• WHAT YOU ARE ASKED TO DO
Search the data below for the word "mention" and copy each line that holds it.

-- begin PROVIDED DATA --

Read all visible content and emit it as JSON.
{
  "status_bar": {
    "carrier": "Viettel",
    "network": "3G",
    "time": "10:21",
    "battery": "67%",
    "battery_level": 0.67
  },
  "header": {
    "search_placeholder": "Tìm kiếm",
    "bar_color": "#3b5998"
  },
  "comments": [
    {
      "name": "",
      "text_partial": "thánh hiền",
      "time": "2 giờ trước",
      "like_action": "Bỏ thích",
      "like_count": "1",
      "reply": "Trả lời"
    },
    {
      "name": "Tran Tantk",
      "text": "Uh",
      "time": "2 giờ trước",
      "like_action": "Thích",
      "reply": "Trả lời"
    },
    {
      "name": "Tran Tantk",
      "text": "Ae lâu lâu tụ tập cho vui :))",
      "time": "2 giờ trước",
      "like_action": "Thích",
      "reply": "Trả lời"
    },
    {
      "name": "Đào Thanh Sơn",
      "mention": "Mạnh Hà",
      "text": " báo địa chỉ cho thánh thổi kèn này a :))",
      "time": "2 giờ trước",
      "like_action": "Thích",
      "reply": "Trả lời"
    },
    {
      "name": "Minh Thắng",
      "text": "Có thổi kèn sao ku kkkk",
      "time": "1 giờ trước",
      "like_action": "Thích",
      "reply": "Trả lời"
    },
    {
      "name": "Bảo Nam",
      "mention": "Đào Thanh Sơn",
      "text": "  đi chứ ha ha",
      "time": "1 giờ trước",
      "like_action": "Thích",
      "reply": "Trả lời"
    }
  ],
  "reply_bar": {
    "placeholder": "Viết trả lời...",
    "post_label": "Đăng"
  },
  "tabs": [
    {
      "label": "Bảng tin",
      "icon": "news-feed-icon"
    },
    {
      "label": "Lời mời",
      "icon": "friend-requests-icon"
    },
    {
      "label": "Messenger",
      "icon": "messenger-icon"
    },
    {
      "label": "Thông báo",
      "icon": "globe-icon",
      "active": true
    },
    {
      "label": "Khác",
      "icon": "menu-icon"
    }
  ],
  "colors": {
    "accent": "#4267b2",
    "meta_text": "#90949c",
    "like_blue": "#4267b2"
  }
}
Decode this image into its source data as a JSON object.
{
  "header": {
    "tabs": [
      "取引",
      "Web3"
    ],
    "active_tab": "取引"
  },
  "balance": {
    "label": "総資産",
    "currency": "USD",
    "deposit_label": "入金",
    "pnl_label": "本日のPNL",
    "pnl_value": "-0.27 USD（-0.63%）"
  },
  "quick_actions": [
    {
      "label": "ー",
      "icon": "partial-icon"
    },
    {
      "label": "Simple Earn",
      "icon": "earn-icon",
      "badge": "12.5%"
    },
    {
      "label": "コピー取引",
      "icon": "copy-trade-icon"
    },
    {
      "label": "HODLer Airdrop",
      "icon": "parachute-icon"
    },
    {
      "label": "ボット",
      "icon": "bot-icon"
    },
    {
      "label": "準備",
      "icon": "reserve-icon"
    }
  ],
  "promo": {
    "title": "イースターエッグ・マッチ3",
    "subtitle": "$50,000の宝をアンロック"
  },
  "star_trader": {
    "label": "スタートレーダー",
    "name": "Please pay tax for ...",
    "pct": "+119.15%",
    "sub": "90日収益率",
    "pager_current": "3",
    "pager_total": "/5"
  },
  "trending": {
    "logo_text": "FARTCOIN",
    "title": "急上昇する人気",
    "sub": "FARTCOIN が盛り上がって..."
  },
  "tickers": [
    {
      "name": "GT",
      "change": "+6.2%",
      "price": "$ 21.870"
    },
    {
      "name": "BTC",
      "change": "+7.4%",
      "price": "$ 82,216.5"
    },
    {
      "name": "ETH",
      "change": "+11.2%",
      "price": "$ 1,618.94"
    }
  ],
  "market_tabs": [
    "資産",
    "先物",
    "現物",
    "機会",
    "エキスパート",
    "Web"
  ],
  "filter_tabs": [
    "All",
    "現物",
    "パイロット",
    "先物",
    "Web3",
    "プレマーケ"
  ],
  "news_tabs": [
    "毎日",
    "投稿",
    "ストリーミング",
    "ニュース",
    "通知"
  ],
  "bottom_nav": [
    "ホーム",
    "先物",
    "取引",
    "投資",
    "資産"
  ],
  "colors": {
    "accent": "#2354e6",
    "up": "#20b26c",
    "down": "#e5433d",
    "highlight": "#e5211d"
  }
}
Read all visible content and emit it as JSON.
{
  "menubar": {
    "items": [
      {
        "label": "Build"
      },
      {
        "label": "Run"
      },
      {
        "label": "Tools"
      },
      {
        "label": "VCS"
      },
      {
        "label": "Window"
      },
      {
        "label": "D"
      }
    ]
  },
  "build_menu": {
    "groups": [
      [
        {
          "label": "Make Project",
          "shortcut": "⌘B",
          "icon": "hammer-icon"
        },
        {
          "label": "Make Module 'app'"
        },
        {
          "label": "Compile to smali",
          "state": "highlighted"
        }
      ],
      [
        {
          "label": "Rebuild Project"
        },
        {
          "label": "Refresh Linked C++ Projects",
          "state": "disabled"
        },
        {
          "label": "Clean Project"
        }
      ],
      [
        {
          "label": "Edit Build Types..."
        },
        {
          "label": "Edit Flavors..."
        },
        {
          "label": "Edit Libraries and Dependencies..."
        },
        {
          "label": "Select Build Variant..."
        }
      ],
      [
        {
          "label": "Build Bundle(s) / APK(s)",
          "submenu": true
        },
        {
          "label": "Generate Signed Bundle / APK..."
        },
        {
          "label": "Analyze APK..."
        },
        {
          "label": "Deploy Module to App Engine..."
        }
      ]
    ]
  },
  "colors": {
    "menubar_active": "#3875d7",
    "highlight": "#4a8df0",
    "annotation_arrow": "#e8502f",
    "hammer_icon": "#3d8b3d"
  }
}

-- end PROVIDED DATA --

• ANSWER TO THIS PROBLEM
      "mention": "Mạnh Hà",
      "mention": "Đào Thanh Sơn",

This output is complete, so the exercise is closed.